## Selected passage:
::::::::::
When Daryl Morey and the Philadelphia 76ers traded for James Harden last February, it seemed like it was a steal. Not only did the Sixers get rid of Ben Simmons (and the baggage he brings), but they also received another All-Star to pair up with MVP candidate Joel Embiid, who's been on a tear this season.
But as the season progressed, little did the Sixers know that they acquired a different version of Harden. Not the Harden who won the MVP in 2018 by averaging 30.4 points a game but a completely different player who seems to have lost his burst, ability to drive relentlessly on the paint, and dominate the perimeter.
This season, Harden is averaging his lowest point per game (21.0) since 2012, lowest 3-point (32.6%), and field goal average (40.2%) average in his career.
And there's always that thing where The Beard disappears when his team needs him most. In the ongoing playoffs, Harden has barely been a difference-maker for his team — averaging just 18.8 points, 9.4 assists, and 5.4 rebounds a game in just 34.8% 3-point shooting in the post-season.
::::::::::
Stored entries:

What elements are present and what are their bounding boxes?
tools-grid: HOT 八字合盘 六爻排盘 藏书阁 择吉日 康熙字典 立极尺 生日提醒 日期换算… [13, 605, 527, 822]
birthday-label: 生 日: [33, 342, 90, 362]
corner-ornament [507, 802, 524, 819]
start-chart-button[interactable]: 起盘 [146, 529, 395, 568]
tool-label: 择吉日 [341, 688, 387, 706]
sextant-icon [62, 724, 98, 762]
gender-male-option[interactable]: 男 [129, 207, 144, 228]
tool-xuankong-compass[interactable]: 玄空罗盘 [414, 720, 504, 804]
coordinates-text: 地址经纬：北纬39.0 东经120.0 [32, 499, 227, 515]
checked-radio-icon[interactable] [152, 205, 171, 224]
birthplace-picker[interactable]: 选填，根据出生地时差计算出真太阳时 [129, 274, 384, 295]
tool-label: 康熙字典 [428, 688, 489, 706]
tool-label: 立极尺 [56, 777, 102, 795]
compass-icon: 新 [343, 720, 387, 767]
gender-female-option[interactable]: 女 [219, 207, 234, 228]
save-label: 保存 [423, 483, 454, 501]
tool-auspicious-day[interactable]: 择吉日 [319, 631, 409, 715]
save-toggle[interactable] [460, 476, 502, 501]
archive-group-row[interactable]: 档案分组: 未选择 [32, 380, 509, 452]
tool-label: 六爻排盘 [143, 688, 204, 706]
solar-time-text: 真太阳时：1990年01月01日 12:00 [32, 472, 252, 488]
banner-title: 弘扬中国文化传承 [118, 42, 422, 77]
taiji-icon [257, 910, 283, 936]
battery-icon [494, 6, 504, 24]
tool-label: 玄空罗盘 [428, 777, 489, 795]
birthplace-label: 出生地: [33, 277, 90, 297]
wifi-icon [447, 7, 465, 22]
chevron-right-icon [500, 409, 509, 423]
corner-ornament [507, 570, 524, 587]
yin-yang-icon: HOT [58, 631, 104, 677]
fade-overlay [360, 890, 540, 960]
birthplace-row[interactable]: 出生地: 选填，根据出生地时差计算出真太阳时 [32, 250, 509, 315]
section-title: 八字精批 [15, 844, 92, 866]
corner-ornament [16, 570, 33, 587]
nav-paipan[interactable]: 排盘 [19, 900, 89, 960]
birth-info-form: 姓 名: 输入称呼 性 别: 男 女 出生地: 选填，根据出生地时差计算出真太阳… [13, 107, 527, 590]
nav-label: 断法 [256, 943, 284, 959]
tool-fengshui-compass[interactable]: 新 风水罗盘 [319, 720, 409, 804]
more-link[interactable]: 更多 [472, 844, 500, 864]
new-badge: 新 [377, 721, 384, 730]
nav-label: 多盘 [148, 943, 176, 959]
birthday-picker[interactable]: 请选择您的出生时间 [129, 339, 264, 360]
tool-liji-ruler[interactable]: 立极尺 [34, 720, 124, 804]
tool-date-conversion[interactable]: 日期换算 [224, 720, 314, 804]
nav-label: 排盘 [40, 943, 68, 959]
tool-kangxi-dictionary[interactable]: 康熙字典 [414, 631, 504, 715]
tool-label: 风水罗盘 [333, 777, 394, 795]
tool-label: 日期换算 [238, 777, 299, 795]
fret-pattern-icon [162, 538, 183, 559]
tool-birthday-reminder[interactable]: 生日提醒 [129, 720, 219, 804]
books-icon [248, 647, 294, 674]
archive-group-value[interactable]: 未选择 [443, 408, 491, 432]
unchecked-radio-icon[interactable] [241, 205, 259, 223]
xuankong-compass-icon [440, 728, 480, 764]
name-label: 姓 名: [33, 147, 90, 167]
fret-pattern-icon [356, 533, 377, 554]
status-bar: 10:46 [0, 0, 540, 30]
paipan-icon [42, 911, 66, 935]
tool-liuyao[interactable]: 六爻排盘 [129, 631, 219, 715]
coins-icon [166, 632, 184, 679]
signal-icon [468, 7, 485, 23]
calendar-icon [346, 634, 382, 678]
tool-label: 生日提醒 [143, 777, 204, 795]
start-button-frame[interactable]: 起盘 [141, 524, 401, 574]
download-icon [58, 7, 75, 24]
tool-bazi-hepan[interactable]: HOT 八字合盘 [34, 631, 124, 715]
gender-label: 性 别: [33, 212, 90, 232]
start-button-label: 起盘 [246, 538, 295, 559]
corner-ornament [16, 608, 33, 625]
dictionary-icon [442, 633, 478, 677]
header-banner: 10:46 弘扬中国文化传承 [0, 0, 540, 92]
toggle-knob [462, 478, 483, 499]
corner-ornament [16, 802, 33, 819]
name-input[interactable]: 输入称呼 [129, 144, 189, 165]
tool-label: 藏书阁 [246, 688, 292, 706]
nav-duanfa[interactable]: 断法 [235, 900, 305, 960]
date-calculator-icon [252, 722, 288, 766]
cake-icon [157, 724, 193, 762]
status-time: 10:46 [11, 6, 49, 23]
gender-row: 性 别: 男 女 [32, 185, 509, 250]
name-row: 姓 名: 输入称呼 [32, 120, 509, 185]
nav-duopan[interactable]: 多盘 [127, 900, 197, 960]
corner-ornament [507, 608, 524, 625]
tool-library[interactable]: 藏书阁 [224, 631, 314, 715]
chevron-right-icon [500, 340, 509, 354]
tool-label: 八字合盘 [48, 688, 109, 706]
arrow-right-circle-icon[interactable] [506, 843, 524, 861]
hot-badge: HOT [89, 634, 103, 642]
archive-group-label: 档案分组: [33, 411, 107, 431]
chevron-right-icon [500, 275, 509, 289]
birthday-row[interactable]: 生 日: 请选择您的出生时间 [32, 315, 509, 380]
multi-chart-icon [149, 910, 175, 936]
::::::::::
## Things to do:
1. Which people does the article on James Harden mention by name?
2. Carry on the article on James Harden from the point where it stops.
The rows are separate material from the article on James Harden.

## Responses in order:
1. Daryl Morey, James Harden, Ben Simmons, Joel Embiid

2.
That said, the critical question that looms for the Sixers moving forward is whether or not Harden is worth giving another supermax extension to. According to ESPN'S Brian Windhorst, Harden is likely opting in his $47.4 million contract for next season and will reportedly negotiate with the Sixers on his next contract.
The pros of extending Harden's contract
If you want to look at this positively, extending Harden next season would mean that the Sixers could be a contending team for a while. The 28-year-old Embiid isn't getting any younger and needs all the perimeter help he can get.
Yes, there are enough sample games to conclude that Harden is no longer the player he once was. Still, it would be disingenuous for the Sixers to let an asset walk away from them if they don't prioritize Harden's supermax extension. Remember, the Sixers also gave up Seth Curry, Andre Drummond, and two first-round draft picks when they traded for Harden, which means if they let the All-Star walk, they won't be getting anything back in return.
The Sixers must do everything they can to get the best out of Harden. After all, it's only been two and a half months since the trade, and maybe Harden will eventually find his stride under Doc Rivers' system. (Or whoever coaches the Sixers next year.)
Another reason for optimism is that Embiid and Harden will get one whole offseason to work together this year and allow the Sixers to build a more competent roster around them.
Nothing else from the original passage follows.